Aim: Show every line of the records below that contains the word "Gaigole".

Provided entries:
— Start —
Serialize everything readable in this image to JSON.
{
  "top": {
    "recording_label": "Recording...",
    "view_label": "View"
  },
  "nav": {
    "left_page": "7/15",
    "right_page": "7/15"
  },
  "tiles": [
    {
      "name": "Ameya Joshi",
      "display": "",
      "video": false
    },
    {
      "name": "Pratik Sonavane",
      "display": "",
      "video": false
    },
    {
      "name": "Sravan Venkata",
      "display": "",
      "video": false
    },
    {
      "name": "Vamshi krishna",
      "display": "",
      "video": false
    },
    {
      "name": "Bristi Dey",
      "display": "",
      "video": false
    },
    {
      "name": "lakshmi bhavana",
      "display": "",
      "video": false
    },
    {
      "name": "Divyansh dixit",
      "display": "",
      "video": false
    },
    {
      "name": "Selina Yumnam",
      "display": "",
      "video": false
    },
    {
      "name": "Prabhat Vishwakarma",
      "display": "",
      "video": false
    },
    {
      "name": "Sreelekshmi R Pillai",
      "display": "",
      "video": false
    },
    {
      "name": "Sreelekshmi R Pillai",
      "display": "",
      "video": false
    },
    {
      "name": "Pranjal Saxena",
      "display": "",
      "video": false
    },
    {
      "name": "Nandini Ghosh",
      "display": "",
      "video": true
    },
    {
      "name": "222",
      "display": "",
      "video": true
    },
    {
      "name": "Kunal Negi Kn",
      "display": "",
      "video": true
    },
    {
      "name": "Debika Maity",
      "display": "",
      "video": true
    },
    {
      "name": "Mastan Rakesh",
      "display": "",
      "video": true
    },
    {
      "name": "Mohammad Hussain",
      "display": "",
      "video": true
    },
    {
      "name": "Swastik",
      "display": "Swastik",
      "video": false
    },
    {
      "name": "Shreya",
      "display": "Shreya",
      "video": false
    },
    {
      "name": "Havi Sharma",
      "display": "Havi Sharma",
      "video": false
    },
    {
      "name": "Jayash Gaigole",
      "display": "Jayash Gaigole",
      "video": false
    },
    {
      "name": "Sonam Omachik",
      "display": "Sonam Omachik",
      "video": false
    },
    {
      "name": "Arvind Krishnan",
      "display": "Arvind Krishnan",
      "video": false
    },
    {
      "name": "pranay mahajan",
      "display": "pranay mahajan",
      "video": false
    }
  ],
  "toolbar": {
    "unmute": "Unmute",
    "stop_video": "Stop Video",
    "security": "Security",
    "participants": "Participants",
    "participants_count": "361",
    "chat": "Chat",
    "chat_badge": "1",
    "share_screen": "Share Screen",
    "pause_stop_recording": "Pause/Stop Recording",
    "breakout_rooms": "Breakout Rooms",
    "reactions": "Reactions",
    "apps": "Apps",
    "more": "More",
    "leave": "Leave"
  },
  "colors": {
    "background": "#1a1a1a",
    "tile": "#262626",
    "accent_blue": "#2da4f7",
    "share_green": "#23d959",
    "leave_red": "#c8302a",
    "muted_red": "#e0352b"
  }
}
— End —
Reply:
      "name": "Jayash Gaigole",
      "display": "Jayash Gaigole",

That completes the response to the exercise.